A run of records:
────

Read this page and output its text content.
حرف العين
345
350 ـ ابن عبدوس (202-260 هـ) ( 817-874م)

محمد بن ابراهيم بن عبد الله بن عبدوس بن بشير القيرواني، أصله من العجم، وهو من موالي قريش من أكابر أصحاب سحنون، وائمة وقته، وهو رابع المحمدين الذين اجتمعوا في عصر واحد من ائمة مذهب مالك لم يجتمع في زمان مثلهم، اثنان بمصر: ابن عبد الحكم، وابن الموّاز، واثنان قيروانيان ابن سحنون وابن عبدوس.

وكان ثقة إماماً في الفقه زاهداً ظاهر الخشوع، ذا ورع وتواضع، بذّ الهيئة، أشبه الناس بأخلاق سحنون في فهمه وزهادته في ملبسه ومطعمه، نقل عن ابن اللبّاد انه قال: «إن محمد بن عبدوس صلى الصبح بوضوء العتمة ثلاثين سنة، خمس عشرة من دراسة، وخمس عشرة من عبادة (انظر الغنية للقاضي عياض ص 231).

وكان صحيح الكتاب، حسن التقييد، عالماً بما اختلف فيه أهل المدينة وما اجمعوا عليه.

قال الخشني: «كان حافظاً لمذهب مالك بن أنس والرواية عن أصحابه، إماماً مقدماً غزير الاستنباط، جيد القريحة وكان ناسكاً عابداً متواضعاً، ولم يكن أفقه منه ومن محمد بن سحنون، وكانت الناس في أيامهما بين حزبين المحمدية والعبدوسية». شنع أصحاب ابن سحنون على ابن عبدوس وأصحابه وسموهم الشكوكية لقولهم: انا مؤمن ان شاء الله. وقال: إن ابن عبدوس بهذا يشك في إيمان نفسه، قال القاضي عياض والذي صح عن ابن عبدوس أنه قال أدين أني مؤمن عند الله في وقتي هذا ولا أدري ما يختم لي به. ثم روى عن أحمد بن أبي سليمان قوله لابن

────

What the task asks: Each line of the material above must be retyped precisely.

Task solution:
Read this page and output its text content.
حرف العين
345
350 ـ ابن عبدوس (202-260 هـ) ( 817-874م)

محمد بن ابراهيم بن عبد الله بن عبدوس بن بشير القيرواني، أصله من العجم، وهو من موالي قريش من أكابر أصحاب سحنون، وائمة وقته، وهو رابع المحمدين الذين اجتمعوا في عصر واحد من ائمة مذهب مالك لم يجتمع في زمان مثلهم، اثنان بمصر: ابن عبد الحكم، وابن الموّاز، واثنان قيروانيان ابن سحنون وابن عبدوس.

وكان ثقة إماماً في الفقه زاهداً ظاهر الخشوع، ذا ورع وتواضع، بذّ الهيئة، أشبه الناس بأخلاق سحنون في فهمه وزهادته في ملبسه ومطعمه، نقل عن ابن اللبّاد انه قال: «إن محمد بن عبدوس صلى الصبح بوضوء العتمة ثلاثين سنة، خمس عشرة من دراسة، وخمس عشرة من عبادة (انظر الغنية للقاضي عياض ص 231).

وكان صحيح الكتاب، حسن التقييد، عالماً بما اختلف فيه أهل المدينة وما اجمعوا عليه.

قال الخشني: «كان حافظاً لمذهب مالك بن أنس والرواية عن أصحابه، إماماً مقدماً غزير الاستنباط، جيد القريحة وكان ناسكاً عابداً متواضعاً، ولم يكن أفقه منه ومن محمد بن سحنون، وكانت الناس في أيامهما بين حزبين المحمدية والعبدوسية». شنع أصحاب ابن سحنون على ابن عبدوس وأصحابه وسموهم الشكوكية لقولهم: انا مؤمن ان شاء الله. وقال: إن ابن عبدوس بهذا يشك في إيمان نفسه، قال القاضي عياض والذي صح عن ابن عبدوس أنه قال أدين أني مؤمن عند الله في وقتي هذا ولا أدري ما يختم لي به. ثم روى عن أحمد بن أبي سليمان قوله لابن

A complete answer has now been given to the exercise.